**Request:**
Both ends included, set down the lines from the line containing "Read out every word on this page." through the last line of the records below, without pictures.
++++++++++++++++++++
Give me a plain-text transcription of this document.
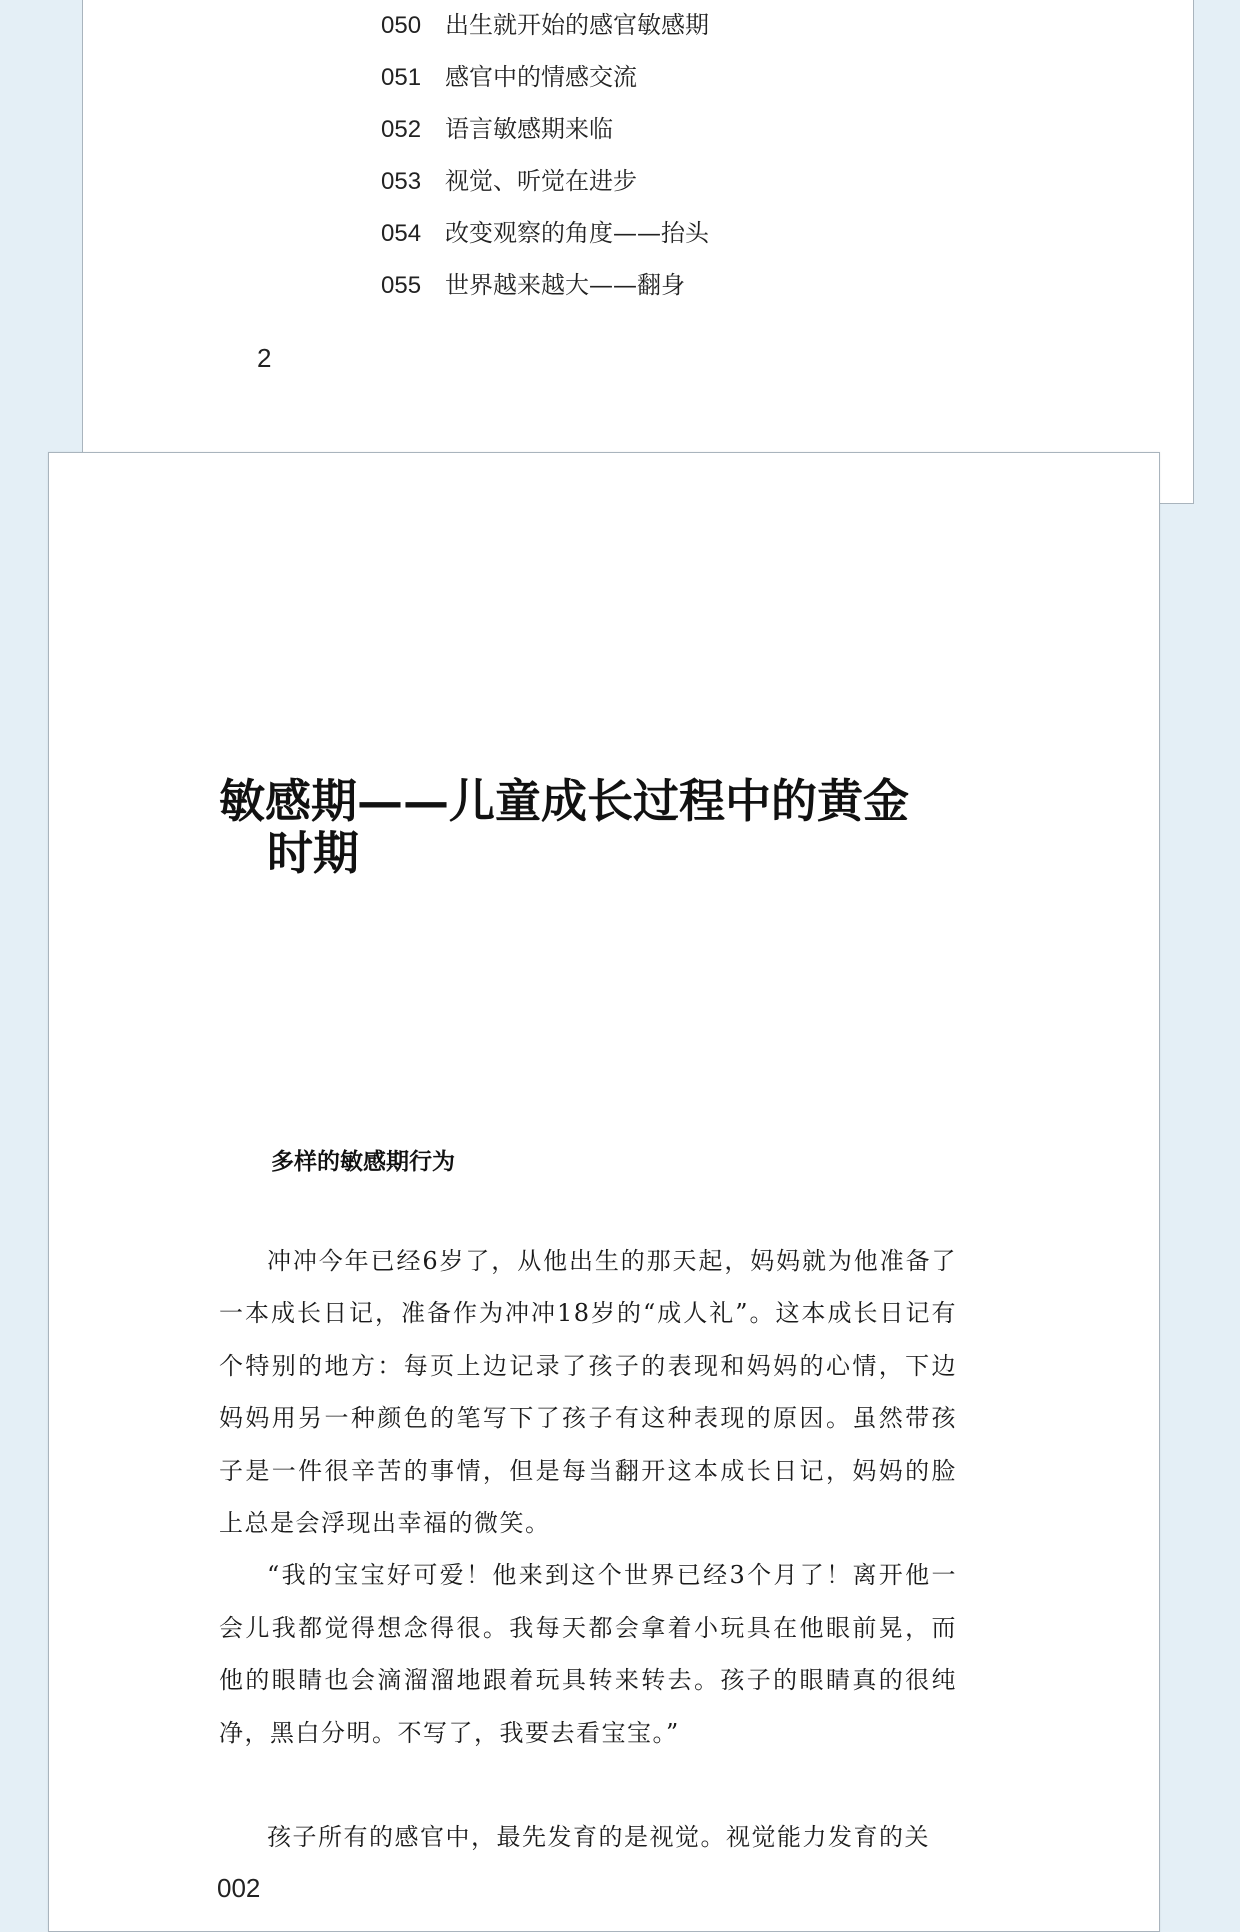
050 出生就开始的感官敏感期
051 感官中的情感交流
052 语言敏感期来临
053 视觉、听觉在进步
054 改变观察的角度——抬头
055 世界越来越大——翻身
2
敏感期——儿童成长过程中的黄金
时期
多样的敏感期行为

冲冲今年已经6岁了，从他出生的那天起，妈妈就为他准备了一本成长日记，准备作为冲冲18岁的“成人礼”。这本成长日记有个特别的地方：每页上边记录了孩子的表现和妈妈的心情，下边妈妈用另一种颜色的笔写下了孩子有这种表现的原因。虽然带孩子是一件很辛苦的事情，但是每当翻开这本成长日记，妈妈的脸上总是会浮现出幸福的微笑。

“我的宝宝好可爱！他来到这个世界已经3个月了！离开他一会儿我都觉得想念得很。我每天都会拿着小玩具在他眼前晃，而他的眼睛也会滴溜溜地跟着玩具转来转去。孩子的眼睛真的很纯净，黑白分明。不写了，我要去看宝宝。”

孩子所有的感官中，最先发育的是视觉。视觉能力发育的关

002
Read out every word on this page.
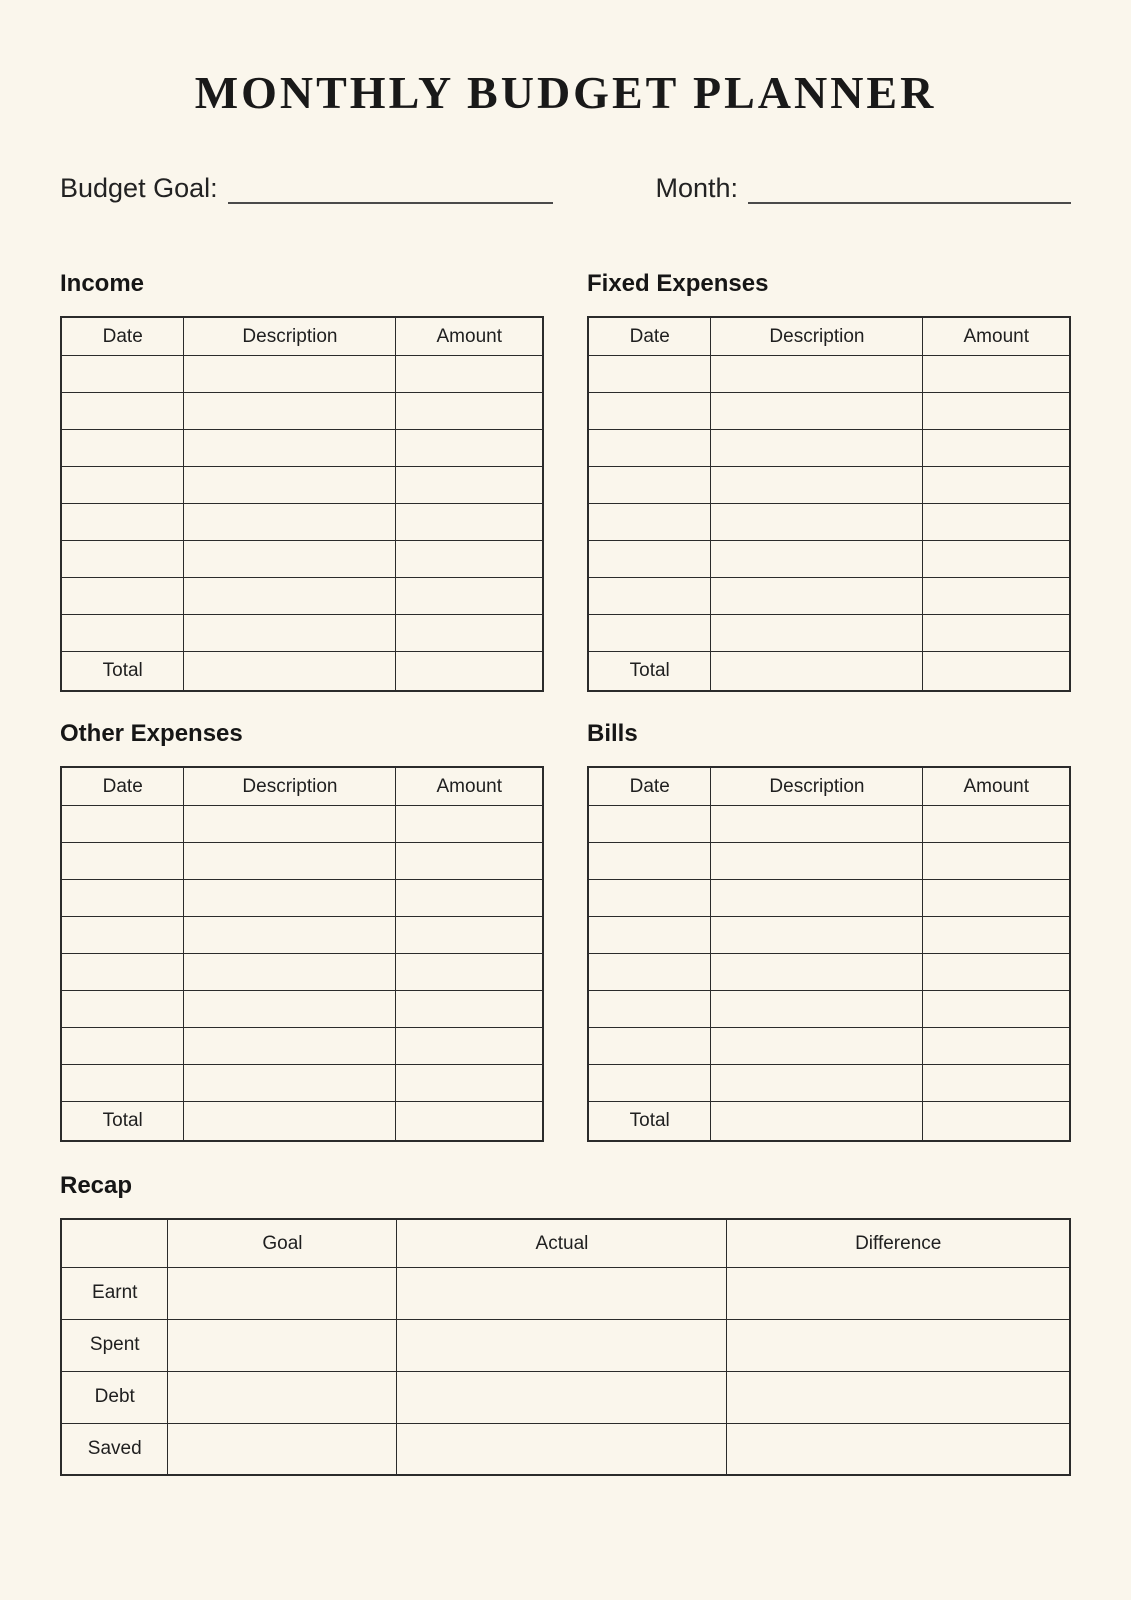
MONTHLY BUDGET PLANNER
Budget Goal:	Month:
Income
Date	Description	Amount

Total		
Fixed Expenses
Date	Description	Amount

Total		
Other Expenses
Date	Description	Amount

Total		
Bills
Date	Description	Amount

Total		
Recap
	Goal	Actual	Difference
Earnt			
Spent			
Debt			
Saved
++++++++++++++++++++
**Task result:**
Read out every word on this page.
MONTHLY BUDGET PLANNER
Budget Goal:	Month:
Income
Date	Description	Amount

Total		
Fixed Expenses
Date	Description	Amount

Total		
Other Expenses
Date	Description	Amount

Total		
Bills
Date	Description	Amount

Total		
Recap
	Goal	Actual	Difference
Earnt			
Spent			
Debt			
Saved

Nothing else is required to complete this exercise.